What the exercise asks: Collect all lines below with the string "annotation".

Entries with figure data:
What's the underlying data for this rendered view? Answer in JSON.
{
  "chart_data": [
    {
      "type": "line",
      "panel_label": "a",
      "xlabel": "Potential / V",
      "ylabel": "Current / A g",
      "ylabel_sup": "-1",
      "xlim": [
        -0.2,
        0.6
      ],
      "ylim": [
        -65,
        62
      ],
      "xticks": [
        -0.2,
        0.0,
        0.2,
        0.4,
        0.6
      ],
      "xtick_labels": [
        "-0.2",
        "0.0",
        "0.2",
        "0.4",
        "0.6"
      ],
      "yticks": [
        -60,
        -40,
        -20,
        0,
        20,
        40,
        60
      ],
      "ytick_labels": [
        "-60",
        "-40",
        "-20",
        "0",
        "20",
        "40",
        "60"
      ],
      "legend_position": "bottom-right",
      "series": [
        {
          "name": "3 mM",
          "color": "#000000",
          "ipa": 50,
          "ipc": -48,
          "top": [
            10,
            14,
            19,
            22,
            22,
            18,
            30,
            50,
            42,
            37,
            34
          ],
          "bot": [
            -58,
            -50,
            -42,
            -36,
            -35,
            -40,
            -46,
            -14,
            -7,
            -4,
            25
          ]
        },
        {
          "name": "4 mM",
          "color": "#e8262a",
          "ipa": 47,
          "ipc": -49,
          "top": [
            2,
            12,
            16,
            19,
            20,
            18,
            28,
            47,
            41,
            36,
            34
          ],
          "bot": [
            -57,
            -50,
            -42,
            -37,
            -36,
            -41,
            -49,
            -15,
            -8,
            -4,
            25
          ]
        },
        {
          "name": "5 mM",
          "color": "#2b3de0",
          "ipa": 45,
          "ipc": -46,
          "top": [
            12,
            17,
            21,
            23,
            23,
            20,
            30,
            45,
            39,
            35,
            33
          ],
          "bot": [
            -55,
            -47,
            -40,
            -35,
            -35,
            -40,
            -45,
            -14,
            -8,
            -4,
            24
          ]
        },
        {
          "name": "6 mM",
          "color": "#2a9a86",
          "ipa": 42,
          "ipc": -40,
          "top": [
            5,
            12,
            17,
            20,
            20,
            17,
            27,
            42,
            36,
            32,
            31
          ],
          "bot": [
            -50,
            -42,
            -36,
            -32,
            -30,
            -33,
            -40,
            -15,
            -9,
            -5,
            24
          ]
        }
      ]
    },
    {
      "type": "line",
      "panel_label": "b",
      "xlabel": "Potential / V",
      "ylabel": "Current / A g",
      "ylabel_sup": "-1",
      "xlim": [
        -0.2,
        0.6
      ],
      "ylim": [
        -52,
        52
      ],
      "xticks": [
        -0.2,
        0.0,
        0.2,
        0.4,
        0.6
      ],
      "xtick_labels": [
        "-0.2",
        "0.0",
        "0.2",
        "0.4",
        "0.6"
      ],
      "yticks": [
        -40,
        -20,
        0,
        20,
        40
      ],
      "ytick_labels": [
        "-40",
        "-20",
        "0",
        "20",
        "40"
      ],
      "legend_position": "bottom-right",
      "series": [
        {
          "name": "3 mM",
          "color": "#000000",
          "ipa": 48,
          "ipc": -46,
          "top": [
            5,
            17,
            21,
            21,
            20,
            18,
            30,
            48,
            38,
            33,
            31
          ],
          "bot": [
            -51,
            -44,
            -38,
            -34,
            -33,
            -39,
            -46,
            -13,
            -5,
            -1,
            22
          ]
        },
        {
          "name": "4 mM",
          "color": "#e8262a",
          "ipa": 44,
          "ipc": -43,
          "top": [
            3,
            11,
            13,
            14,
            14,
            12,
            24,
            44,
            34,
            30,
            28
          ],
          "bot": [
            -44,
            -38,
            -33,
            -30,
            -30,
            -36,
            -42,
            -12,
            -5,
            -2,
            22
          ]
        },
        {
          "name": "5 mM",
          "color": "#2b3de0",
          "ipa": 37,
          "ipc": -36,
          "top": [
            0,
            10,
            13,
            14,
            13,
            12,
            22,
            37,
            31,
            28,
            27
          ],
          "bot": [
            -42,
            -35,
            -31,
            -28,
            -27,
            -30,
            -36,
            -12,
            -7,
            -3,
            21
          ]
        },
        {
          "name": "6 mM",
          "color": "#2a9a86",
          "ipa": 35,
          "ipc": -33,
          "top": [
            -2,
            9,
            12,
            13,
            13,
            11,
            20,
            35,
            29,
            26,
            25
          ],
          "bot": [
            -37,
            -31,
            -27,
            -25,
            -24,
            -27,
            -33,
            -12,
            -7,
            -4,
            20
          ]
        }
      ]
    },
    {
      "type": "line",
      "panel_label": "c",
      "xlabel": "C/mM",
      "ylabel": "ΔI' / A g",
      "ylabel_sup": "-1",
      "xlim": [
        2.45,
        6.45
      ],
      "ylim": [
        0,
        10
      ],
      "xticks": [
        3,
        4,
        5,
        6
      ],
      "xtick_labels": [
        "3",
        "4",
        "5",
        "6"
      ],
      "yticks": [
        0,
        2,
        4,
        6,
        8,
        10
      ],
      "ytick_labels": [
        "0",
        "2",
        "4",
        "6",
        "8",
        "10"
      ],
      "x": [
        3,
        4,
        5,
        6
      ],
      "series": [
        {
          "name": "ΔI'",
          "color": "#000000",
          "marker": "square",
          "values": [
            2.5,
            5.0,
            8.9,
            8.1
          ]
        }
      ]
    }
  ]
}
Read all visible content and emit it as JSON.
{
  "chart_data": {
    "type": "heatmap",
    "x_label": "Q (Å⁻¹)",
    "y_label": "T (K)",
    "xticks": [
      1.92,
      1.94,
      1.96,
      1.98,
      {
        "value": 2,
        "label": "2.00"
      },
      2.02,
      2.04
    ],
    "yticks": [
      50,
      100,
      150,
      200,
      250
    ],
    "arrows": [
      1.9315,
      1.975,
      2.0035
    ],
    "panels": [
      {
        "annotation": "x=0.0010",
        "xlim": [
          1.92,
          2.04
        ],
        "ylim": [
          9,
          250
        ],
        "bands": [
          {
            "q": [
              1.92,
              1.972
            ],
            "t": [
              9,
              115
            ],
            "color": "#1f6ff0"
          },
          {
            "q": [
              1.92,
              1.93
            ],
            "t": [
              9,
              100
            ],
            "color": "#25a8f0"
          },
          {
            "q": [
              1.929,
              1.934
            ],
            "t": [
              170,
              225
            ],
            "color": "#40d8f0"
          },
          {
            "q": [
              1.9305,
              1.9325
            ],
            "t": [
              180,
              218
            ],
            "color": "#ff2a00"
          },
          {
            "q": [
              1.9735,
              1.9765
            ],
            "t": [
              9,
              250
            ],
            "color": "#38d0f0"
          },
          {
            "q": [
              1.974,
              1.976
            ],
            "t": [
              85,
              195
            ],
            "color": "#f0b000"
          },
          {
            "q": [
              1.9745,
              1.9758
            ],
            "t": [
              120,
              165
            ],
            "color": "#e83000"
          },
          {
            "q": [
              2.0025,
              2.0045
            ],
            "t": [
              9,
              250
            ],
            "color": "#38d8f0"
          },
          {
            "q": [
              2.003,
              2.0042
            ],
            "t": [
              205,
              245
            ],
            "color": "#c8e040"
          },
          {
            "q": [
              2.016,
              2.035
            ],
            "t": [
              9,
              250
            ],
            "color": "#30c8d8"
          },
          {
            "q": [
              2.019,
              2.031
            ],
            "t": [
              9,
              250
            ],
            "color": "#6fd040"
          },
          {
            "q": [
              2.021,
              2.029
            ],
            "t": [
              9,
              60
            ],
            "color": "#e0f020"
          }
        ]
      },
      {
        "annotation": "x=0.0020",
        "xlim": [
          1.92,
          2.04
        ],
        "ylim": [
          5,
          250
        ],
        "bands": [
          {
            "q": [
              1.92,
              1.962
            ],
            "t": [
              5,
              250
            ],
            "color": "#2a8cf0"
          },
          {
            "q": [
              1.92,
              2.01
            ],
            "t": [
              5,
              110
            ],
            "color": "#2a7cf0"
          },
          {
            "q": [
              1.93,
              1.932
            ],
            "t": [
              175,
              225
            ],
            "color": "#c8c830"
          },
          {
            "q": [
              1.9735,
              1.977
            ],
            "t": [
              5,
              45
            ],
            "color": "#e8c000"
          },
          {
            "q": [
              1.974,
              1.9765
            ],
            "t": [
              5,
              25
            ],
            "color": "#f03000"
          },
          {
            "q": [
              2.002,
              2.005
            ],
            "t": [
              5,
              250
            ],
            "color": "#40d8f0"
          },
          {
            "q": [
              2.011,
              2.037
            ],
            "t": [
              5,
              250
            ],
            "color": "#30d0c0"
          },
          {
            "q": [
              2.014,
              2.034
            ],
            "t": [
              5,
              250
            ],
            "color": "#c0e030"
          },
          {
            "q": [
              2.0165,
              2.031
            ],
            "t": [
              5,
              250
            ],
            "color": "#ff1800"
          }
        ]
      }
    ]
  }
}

Output for this exercise:
        "annotation": "x=0.0010",
        "annotation": "x=0.0020",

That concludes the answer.